CHAPTER 7 Tutorial:
Finishing the Component
At this point you have created most of the infrastructure of the component. The component will be recognized by XPCOM and registered with the Category Manager so that it starts up when XPCOM initializes. When the component starts up, it populates a list of URLs read in from a file stored next to the gecko binary on the local system.
Using Frozen Interfaces
The core functionality of blocking sites is still missing, however. The interfaces needed to block certain URLs from loading are not frozen, and there is still some debate about how exactly this functionality should be exposed to embedders and component developers, so the APIs are not ready to be published. This puts you in the same situation as many developers using Mozilla-you want to use some specific functionality, but the interfaces seem to change on a daily basis.
All of the Mozilla source code is publicly available, and interfaces can be used easily enough. Grab the right headers, use the Component or Service Manager to access the interface you want, and the XPCOM object(s) that implement that interface will do your bidding. With this huge amount of flexibility, however, you lose compatibility. If you use `stuff' that isn't frozen, that stuff is subject to change in future versions of Gecko.
If you want to be protected against changes in Gecko, you must only use interfaces and APIs that are clearly marked as FROZEN. The marking is made in the comments above the interface declaration. For example, take a look at the nsIServiceManager:
/** * The nsIServiceManager manager interface provides a means to obtain * global services in an application. The service manager depends * on the repository to find and instantiate factories to obtain * services. * * Users of the service manager must first obtain a pointer to the * global service manager by calling NS_GetServiceManager. After that, * they can request specific services by calling GetService. * When they are finished they can NS_RELEASE() the service as usual. * * A user of a service may keep references to particular services * indefinitely and only must call Release when it shuts down. * * @status FROZEN */These frozen interfaces and functions are part of the Gecko SDK. The rule of thumb is that interfaces outside of the SDK are considered "experimental" or unfrozen. See the following sidebar for information about how frozen and unfrozen interfaces can affect your component development, and for technical details about how interface changes beneath your code can cause havoc.

━━━━━━━━━━━━━━━━━━━━

What is asked:
**a)** In the XPCOM component tutorial text, where is the marking that identifies an interface as FROZEN placed?
**b)** Write the next part of the XPCOM component tutorial text, picking up after its final sentence.
The records can be left out of this work.

(Dataset records)
━━━━━━━━━━━━━━━━━━━━

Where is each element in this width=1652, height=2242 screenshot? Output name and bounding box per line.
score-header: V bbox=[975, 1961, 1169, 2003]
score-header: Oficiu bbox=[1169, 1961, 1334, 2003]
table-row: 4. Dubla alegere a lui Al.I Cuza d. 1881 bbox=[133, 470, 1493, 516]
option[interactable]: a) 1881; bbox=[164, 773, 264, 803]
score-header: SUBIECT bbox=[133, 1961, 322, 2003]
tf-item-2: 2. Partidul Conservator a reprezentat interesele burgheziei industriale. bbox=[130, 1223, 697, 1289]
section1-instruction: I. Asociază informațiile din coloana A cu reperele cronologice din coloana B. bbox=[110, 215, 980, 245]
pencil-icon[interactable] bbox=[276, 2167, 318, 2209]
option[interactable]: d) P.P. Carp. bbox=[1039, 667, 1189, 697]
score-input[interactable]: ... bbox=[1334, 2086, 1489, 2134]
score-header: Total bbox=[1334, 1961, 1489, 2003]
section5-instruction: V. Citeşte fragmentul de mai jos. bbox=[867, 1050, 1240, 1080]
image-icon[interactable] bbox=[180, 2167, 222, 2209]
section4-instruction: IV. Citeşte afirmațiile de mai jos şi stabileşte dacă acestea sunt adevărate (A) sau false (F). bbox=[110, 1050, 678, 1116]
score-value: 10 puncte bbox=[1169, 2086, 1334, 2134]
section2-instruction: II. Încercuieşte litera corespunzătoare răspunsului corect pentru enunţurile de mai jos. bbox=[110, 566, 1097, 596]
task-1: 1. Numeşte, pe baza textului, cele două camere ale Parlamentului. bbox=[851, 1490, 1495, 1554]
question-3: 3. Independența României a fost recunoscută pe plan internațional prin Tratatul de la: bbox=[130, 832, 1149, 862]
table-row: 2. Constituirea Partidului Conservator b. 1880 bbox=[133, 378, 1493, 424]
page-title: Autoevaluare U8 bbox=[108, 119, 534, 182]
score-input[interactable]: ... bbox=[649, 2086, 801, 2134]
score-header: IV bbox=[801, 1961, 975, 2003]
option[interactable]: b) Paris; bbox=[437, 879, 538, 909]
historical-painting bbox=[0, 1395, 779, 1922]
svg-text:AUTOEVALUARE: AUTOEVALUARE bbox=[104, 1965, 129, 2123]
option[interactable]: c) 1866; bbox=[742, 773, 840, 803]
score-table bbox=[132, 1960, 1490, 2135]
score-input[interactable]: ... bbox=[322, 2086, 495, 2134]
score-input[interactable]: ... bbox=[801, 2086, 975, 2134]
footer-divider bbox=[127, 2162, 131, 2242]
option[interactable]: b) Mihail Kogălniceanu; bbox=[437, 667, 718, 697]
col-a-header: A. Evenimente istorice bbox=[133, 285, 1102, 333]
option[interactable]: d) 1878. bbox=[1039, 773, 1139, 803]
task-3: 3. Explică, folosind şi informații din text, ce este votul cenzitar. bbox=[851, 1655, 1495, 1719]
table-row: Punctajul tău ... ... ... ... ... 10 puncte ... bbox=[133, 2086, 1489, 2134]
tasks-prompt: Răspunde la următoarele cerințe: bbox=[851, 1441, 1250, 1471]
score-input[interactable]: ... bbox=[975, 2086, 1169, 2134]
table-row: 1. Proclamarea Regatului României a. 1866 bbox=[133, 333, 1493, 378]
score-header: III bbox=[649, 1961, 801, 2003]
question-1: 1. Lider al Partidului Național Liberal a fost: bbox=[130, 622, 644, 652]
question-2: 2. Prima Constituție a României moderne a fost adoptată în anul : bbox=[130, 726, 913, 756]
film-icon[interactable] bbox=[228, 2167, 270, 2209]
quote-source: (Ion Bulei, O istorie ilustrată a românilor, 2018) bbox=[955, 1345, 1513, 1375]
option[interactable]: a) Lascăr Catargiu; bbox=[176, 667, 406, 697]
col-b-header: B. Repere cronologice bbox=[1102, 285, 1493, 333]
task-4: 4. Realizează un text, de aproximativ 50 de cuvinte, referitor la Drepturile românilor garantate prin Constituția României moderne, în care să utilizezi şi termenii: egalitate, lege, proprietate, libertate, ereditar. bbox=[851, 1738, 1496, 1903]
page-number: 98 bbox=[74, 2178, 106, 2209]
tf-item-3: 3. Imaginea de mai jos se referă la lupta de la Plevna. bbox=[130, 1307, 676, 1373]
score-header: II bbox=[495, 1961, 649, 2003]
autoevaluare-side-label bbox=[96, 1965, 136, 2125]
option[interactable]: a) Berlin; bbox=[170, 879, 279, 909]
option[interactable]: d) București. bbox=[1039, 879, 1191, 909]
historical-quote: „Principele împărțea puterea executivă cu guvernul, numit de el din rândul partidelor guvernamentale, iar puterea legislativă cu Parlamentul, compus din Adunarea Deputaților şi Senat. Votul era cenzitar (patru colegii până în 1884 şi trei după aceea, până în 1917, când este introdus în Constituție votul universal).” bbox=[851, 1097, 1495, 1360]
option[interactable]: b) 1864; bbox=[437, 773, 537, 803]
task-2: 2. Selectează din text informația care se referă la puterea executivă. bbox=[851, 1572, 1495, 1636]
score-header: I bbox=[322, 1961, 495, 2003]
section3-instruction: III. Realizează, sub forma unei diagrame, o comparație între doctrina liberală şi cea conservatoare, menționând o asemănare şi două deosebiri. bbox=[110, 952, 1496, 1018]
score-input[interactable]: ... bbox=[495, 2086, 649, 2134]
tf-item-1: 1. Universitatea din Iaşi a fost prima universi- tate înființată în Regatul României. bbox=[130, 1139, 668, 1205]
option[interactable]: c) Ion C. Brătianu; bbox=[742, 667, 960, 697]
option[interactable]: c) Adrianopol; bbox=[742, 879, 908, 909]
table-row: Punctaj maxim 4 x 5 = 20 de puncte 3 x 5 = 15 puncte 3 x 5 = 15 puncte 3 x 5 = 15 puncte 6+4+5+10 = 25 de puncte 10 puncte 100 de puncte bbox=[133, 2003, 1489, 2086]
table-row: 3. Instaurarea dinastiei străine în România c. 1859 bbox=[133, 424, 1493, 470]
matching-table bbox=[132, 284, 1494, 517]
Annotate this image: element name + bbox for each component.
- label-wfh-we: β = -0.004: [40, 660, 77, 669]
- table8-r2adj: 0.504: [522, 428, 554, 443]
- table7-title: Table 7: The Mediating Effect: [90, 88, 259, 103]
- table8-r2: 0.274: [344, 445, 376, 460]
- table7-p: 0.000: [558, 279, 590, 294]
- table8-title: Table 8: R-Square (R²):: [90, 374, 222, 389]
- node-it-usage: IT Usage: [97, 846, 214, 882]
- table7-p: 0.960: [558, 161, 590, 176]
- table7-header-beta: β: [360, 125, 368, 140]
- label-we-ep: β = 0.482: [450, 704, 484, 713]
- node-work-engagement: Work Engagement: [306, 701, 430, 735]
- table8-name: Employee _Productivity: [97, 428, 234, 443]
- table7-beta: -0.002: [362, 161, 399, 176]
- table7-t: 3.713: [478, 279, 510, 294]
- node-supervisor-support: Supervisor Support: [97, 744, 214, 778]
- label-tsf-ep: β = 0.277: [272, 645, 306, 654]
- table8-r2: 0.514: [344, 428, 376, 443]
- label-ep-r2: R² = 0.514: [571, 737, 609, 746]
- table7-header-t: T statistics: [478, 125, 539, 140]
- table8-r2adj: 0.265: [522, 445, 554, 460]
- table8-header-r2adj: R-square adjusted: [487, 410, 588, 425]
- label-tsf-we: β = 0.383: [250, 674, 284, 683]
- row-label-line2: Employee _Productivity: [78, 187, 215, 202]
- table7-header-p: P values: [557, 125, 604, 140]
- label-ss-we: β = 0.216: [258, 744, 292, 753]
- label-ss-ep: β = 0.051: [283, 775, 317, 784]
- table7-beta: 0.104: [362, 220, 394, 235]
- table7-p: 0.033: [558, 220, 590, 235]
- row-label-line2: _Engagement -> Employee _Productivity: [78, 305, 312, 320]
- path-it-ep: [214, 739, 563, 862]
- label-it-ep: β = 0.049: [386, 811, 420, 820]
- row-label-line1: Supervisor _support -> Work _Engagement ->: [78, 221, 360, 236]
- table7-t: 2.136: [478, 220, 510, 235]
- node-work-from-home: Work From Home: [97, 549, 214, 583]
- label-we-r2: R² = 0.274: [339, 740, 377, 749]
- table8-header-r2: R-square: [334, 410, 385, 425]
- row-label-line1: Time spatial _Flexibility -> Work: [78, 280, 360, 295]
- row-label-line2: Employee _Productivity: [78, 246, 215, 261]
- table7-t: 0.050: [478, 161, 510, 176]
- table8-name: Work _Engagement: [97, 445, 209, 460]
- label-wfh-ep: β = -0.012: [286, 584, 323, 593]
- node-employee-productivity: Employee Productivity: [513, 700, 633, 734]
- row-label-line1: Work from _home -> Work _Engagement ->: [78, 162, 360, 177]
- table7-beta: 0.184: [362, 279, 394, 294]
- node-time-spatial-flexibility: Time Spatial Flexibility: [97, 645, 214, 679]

━━━━━━━━━━━━━━━━━━━━

Answers by task:
**a)** In the comments above the interface declaration.

**b)**
Before attempting to use unfrozen interfaces, you should contact the developers who are responsible for the code you're trying to use (i.e., module owners) and ask them how best to do what you are trying to do. Be as precise you possibly can. They may be able to suggest a supported alternative, or they may be able to notify you about pending changes. A complete listing of module owners can be found at http://www.mozilla.org/owners.html.
The interface that we need for this project is something called nsIContentPolicy. This interface is currently under review. An interface reaches this state when a group of module owners and peers are actively engaged in discussion about how best to expose it. Usually there are only minor changes to interfaces marked with such a tag. Even with interfaces marked "under review," however, it's still a good idea to contact the module owners responsible for the interfaces you are interested in using.
Copying Interfaces into Your Build Environment
To get and implement interfaces that are not part of Gecko in your component, simply create a new directory in the Gecko SDK named "unfrozen". Copy the headers and IDL files that you need from the mozilla/content/base/public source directory of the Gecko build into this new directory. (For WebLock, all you need are the headers for nsIContentPolicy and the nsIContentPolicy.idl.) Then, using the same steps you used to create the Weblock.h, create a header from this IDL file using the xpidl compiler. Once you have these interface and header files, you can modify the WebLock class to implement the nsIContentPolicy interface. The Weblock class will then support four interfaces: nsISupports, nsIObserver, nsIContentPolicy, and iWeblock.
Table 1: WebLock Interfaces nsISupports nsIObserver nsIContentPolicy iWeblockEnables and disables Weblock. Also, provides access to the URL that are whitelisted.
Implementing the nsIContentPolicy Interface
To implement the new interface, you must #include the unfrozen nsIContentPolicy, and you must also make sure the build system can find the file you've brought over. The location of the file and the steps for adding that location to the build system vary depending on how you build this component.
Once you have made sure that your component builds with the new header file, you must derive the Weblock class from the interface nsIContentPolicy, which you can do by simply adding a public declaration when defining the class. At the same time, you can add the macro NS_DECL_NSICONTENTPOLICY to the class declaration that provides all of the methods defined in the interface nsIContentPolicy. The updated WebLock class looks as follows:
Remember to change the nsISupport implementation macro to include nsIContentPolicy so that other parts of Gecko will know WebLock supports the nsIContentPolicy without modifying this macro.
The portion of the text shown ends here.